» **OBJECTIVE**: Write out the records below once more, exactly as they stand.

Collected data
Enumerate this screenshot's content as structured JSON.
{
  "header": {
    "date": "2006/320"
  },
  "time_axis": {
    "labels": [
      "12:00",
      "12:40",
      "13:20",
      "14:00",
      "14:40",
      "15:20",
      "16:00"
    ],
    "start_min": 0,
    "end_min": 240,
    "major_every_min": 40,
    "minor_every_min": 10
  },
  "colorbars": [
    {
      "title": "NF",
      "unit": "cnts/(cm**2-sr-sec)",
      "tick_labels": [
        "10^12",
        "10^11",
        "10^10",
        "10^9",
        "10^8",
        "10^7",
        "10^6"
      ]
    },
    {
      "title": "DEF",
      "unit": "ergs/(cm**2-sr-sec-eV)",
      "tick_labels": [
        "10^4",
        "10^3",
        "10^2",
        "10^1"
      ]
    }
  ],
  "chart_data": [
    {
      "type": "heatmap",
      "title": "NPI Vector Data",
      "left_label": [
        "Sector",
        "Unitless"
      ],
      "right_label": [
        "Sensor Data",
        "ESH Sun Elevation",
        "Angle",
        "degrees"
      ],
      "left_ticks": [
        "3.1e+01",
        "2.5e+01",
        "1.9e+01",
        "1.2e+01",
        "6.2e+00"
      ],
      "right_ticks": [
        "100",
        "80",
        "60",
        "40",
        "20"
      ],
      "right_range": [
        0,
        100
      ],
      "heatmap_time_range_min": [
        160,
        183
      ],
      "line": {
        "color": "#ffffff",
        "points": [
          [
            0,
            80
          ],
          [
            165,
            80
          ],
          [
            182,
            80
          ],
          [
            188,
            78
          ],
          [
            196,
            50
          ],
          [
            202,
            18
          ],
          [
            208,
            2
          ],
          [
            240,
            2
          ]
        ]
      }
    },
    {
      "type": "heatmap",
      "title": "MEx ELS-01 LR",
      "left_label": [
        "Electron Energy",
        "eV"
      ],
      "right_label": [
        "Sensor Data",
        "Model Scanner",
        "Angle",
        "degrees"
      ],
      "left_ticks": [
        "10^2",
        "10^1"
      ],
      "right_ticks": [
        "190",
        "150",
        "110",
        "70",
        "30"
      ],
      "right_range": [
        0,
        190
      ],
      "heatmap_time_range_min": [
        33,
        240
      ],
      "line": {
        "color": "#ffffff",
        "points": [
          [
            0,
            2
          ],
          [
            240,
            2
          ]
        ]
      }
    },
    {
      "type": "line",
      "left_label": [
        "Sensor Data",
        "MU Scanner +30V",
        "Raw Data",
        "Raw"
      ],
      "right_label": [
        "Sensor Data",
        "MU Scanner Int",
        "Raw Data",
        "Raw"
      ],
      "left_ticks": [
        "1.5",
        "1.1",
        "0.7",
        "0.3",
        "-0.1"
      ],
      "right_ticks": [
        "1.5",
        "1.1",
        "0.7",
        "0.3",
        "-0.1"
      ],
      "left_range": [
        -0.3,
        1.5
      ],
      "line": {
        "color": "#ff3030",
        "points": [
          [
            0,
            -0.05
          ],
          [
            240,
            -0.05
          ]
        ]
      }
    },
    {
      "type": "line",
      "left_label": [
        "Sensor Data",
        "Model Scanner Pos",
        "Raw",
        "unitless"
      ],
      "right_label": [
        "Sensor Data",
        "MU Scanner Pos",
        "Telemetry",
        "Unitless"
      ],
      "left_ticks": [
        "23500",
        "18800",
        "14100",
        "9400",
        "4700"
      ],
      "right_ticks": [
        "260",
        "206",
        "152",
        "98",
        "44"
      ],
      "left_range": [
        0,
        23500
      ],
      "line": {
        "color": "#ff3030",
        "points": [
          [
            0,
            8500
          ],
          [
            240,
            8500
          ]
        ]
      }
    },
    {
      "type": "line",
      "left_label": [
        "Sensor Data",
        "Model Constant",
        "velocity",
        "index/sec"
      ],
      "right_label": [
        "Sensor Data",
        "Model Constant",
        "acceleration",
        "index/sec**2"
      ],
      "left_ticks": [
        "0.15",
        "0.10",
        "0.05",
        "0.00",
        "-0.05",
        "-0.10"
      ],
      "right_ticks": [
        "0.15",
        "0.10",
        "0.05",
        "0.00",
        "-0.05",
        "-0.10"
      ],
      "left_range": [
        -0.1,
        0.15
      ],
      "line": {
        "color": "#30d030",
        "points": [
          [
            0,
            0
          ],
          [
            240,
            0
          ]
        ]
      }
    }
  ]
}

» **TASK RESULT**:
Enumerate this screenshot's content as structured JSON.
{
  "header": {
    "date": "2006/320"
  },
  "time_axis": {
    "labels": [
      "12:00",
      "12:40",
      "13:20",
      "14:00",
      "14:40",
      "15:20",
      "16:00"
    ],
    "start_min": 0,
    "end_min": 240,
    "major_every_min": 40,
    "minor_every_min": 10
  },
  "colorbars": [
    {
      "title": "NF",
      "unit": "cnts/(cm**2-sr-sec)",
      "tick_labels": [
        "10^12",
        "10^11",
        "10^10",
        "10^9",
        "10^8",
        "10^7",
        "10^6"
      ]
    },
    {
      "title": "DEF",
      "unit": "ergs/(cm**2-sr-sec-eV)",
      "tick_labels": [
        "10^4",
        "10^3",
        "10^2",
        "10^1"
      ]
    }
  ],
  "chart_data": [
    {
      "type": "heatmap",
      "title": "NPI Vector Data",
      "left_label": [
        "Sector",
        "Unitless"
      ],
      "right_label": [
        "Sensor Data",
        "ESH Sun Elevation",
        "Angle",
        "degrees"
      ],
      "left_ticks": [
        "3.1e+01",
        "2.5e+01",
        "1.9e+01",
        "1.2e+01",
        "6.2e+00"
      ],
      "right_ticks": [
        "100",
        "80",
        "60",
        "40",
        "20"
      ],
      "right_range": [
        0,
        100
      ],
      "heatmap_time_range_min": [
        160,
        183
      ],
      "line": {
        "color": "#ffffff",
        "points": [
          [
            0,
            80
          ],
          [
            165,
            80
          ],
          [
            182,
            80
          ],
          [
            188,
            78
          ],
          [
            196,
            50
          ],
          [
            202,
            18
          ],
          [
            208,
            2
          ],
          [
            240,
            2
          ]
        ]
      }
    },
    {
      "type": "heatmap",
      "title": "MEx ELS-01 LR",
      "left_label": [
        "Electron Energy",
        "eV"
      ],
      "right_label": [
        "Sensor Data",
        "Model Scanner",
        "Angle",
        "degrees"
      ],
      "left_ticks": [
        "10^2",
        "10^1"
      ],
      "right_ticks": [
        "190",
        "150",
        "110",
        "70",
        "30"
      ],
      "right_range": [
        0,
        190
      ],
      "heatmap_time_range_min": [
        33,
        240
      ],
      "line": {
        "color": "#ffffff",
        "points": [
          [
            0,
            2
          ],
          [
            240,
            2
          ]
        ]
      }
    },
    {
      "type": "line",
      "left_label": [
        "Sensor Data",
        "MU Scanner +30V",
        "Raw Data",
        "Raw"
      ],
      "right_label": [
        "Sensor Data",
        "MU Scanner Int",
        "Raw Data",
        "Raw"
      ],
      "left_ticks": [
        "1.5",
        "1.1",
        "0.7",
        "0.3",
        "-0.1"
      ],
      "right_ticks": [
        "1.5",
        "1.1",
        "0.7",
        "0.3",
        "-0.1"
      ],
      "left_range": [
        -0.3,
        1.5
      ],
      "line": {
        "color": "#ff3030",
        "points": [
          [
            0,
            -0.05
          ],
          [
            240,
            -0.05
          ]
        ]
      }
    },
    {
      "type": "line",
      "left_label": [
        "Sensor Data",
        "Model Scanner Pos",
        "Raw",
        "unitless"
      ],
      "right_label": [
        "Sensor Data",
        "MU Scanner Pos",
        "Telemetry",
        "Unitless"
      ],
      "left_ticks": [
        "23500",
        "18800",
        "14100",
        "9400",
        "4700"
      ],
      "right_ticks": [
        "260",
        "206",
        "152",
        "98",
        "44"
      ],
      "left_range": [
        0,
        23500
      ],
      "line": {
        "color": "#ff3030",
        "points": [
          [
            0,
            8500
          ],
          [
            240,
            8500
          ]
        ]
      }
    },
    {
      "type": "line",
      "left_label": [
        "Sensor Data",
        "Model Constant",
        "velocity",
        "index/sec"
      ],
      "right_label": [
        "Sensor Data",
        "Model Constant",
        "acceleration",
        "index/sec**2"
      ],
      "left_ticks": [
        "0.15",
        "0.10",
        "0.05",
        "0.00",
        "-0.05",
        "-0.10"
      ],
      "right_ticks": [
        "0.15",
        "0.10",
        "0.05",
        "0.00",
        "-0.05",
        "-0.10"
      ],
      "left_range": [
        -0.1,
        0.15
      ],
      "line": {
        "color": "#30d030",
        "points": [
          [
            0,
            0
          ],
          [
            240,
            0
          ]
        ]
      }
    }
  ]
}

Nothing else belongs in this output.